■ Task
Give back every line exactly as it appears, pictures excluded.

■ Record set
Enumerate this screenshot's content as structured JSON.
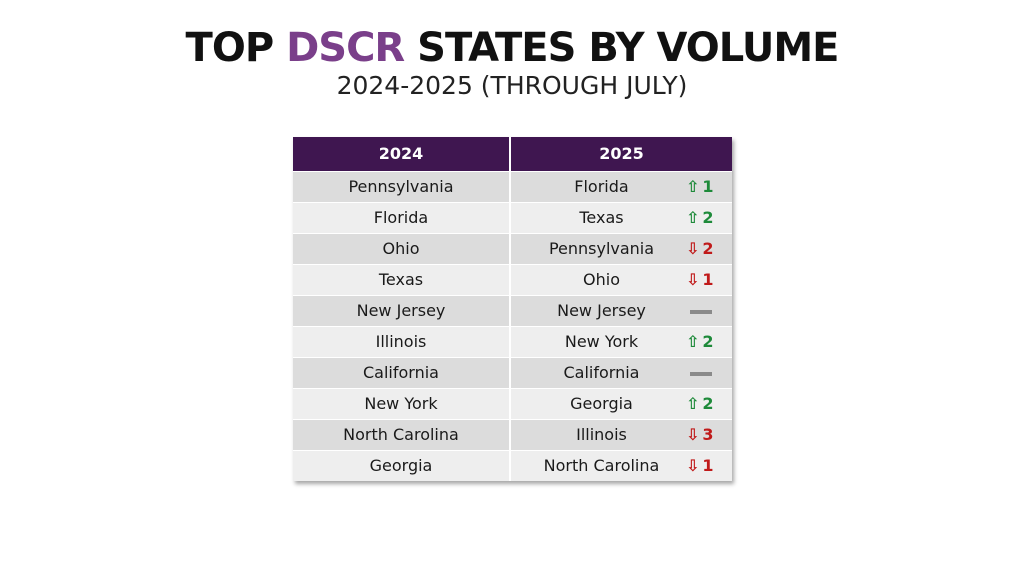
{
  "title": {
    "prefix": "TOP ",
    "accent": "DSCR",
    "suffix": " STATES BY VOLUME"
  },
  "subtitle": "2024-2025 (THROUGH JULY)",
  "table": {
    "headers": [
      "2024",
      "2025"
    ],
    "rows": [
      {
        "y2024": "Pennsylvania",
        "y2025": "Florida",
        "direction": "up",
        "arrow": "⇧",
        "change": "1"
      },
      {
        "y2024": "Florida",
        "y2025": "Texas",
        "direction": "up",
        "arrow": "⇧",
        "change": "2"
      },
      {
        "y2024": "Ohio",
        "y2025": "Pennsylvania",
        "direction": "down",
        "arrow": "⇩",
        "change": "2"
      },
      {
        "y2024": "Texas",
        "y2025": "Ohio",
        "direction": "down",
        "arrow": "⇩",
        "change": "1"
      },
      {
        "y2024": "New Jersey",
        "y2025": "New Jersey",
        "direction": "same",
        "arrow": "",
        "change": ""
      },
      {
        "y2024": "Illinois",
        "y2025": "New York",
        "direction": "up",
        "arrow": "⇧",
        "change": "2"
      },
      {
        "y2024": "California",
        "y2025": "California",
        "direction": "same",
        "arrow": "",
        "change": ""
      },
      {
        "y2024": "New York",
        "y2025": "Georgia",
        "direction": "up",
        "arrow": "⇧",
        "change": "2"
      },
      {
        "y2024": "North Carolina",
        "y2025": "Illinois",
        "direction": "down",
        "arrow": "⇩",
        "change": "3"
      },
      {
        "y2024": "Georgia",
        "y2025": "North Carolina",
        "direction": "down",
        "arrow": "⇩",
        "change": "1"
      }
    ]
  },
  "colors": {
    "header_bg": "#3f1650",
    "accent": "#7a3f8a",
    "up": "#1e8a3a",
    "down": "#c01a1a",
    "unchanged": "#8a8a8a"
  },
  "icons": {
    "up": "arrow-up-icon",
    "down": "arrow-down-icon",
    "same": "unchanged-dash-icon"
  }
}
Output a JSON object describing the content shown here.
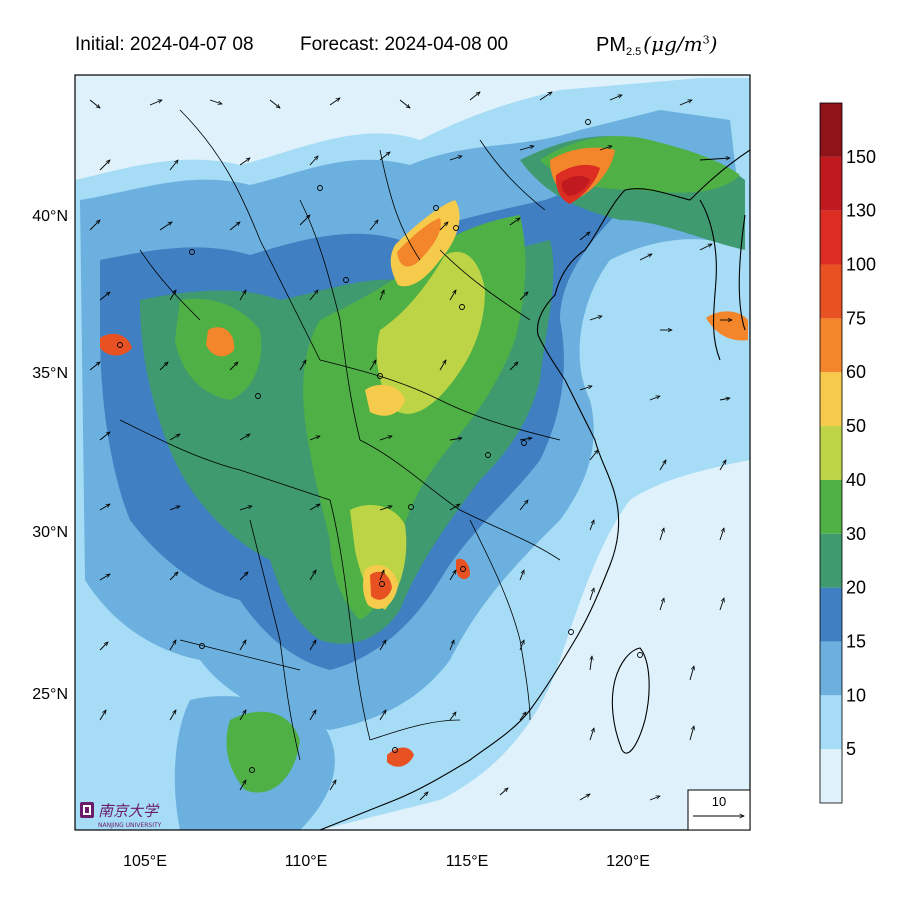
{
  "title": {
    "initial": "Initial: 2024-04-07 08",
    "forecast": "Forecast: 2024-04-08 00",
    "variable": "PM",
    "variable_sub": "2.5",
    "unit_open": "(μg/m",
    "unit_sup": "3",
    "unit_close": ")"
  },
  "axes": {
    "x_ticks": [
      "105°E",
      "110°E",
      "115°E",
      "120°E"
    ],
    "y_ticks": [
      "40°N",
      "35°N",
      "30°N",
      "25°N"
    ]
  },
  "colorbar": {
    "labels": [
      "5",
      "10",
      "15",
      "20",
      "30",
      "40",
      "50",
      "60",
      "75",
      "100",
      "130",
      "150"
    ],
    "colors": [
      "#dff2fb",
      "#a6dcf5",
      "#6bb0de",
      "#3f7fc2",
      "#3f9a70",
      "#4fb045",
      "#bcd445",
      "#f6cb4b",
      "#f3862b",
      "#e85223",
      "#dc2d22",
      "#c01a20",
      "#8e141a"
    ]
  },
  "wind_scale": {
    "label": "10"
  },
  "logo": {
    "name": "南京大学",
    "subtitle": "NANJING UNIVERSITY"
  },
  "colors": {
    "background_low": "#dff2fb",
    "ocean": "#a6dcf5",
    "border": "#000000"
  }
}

■ Task solution
Enumerate this screenshot's content as structured JSON.
{
  "title": {
    "prefix": "TOP ",
    "accent": "DSCR",
    "suffix": " STATES BY VOLUME"
  },
  "subtitle": "2024-2025 (THROUGH JULY)",
  "table": {
    "headers": [
      "2024",
      "2025"
    ],
    "rows": [
      {
        "y2024": "Pennsylvania",
        "y2025": "Florida",
        "direction": "up",
        "arrow": "⇧",
        "change": "1"
      },
      {
        "y2024": "Florida",
        "y2025": "Texas",
        "direction": "up",
        "arrow": "⇧",
        "change": "2"
      },
      {
        "y2024": "Ohio",
        "y2025": "Pennsylvania",
        "direction": "down",
        "arrow": "⇩",
        "change": "2"
      },
      {
        "y2024": "Texas",
        "y2025": "Ohio",
        "direction": "down",
        "arrow": "⇩",
        "change": "1"
      },
      {
        "y2024": "New Jersey",
        "y2025": "New Jersey",
        "direction": "same",
        "arrow": "",
        "change": ""
      },
      {
        "y2024": "Illinois",
        "y2025": "New York",
        "direction": "up",
        "arrow": "⇧",
        "change": "2"
      },
      {
        "y2024": "California",
        "y2025": "California",
        "direction": "same",
        "arrow": "",
        "change": ""
      },
      {
        "y2024": "New York",
        "y2025": "Georgia",
        "direction": "up",
        "arrow": "⇧",
        "change": "2"
      },
      {
        "y2024": "North Carolina",
        "y2025": "Illinois",
        "direction": "down",
        "arrow": "⇩",
        "change": "3"
      },
      {
        "y2024": "Georgia",
        "y2025": "North Carolina",
        "direction": "down",
        "arrow": "⇩",
        "change": "1"
      }
    ]
  },
  "colors": {
    "header_bg": "#3f1650",
    "accent": "#7a3f8a",
    "up": "#1e8a3a",
    "down": "#c01a1a",
    "unchanged": "#8a8a8a"
  },
  "icons": {
    "up": "arrow-up-icon",
    "down": "arrow-down-icon",
    "same": "unchanged-dash-icon"
  }
}
Output a JSON object describing the content shown here.
{
  "title": {
    "initial": "Initial: 2024-04-07 08",
    "forecast": "Forecast: 2024-04-08 00",
    "variable": "PM",
    "variable_sub": "2.5",
    "unit_open": "(μg/m",
    "unit_sup": "3",
    "unit_close": ")"
  },
  "axes": {
    "x_ticks": [
      "105°E",
      "110°E",
      "115°E",
      "120°E"
    ],
    "y_ticks": [
      "40°N",
      "35°N",
      "30°N",
      "25°N"
    ]
  },
  "colorbar": {
    "labels": [
      "5",
      "10",
      "15",
      "20",
      "30",
      "40",
      "50",
      "60",
      "75",
      "100",
      "130",
      "150"
    ],
    "colors": [
      "#dff2fb",
      "#a6dcf5",
      "#6bb0de",
      "#3f7fc2",
      "#3f9a70",
      "#4fb045",
      "#bcd445",
      "#f6cb4b",
      "#f3862b",
      "#e85223",
      "#dc2d22",
      "#c01a20",
      "#8e141a"
    ]
  },
  "wind_scale": {
    "label": "10"
  },
  "logo": {
    "name": "南京大学",
    "subtitle": "NANJING UNIVERSITY"
  },
  "colors": {
    "background_low": "#dff2fb",
    "ocean": "#a6dcf5",
    "border": "#000000"
  }
}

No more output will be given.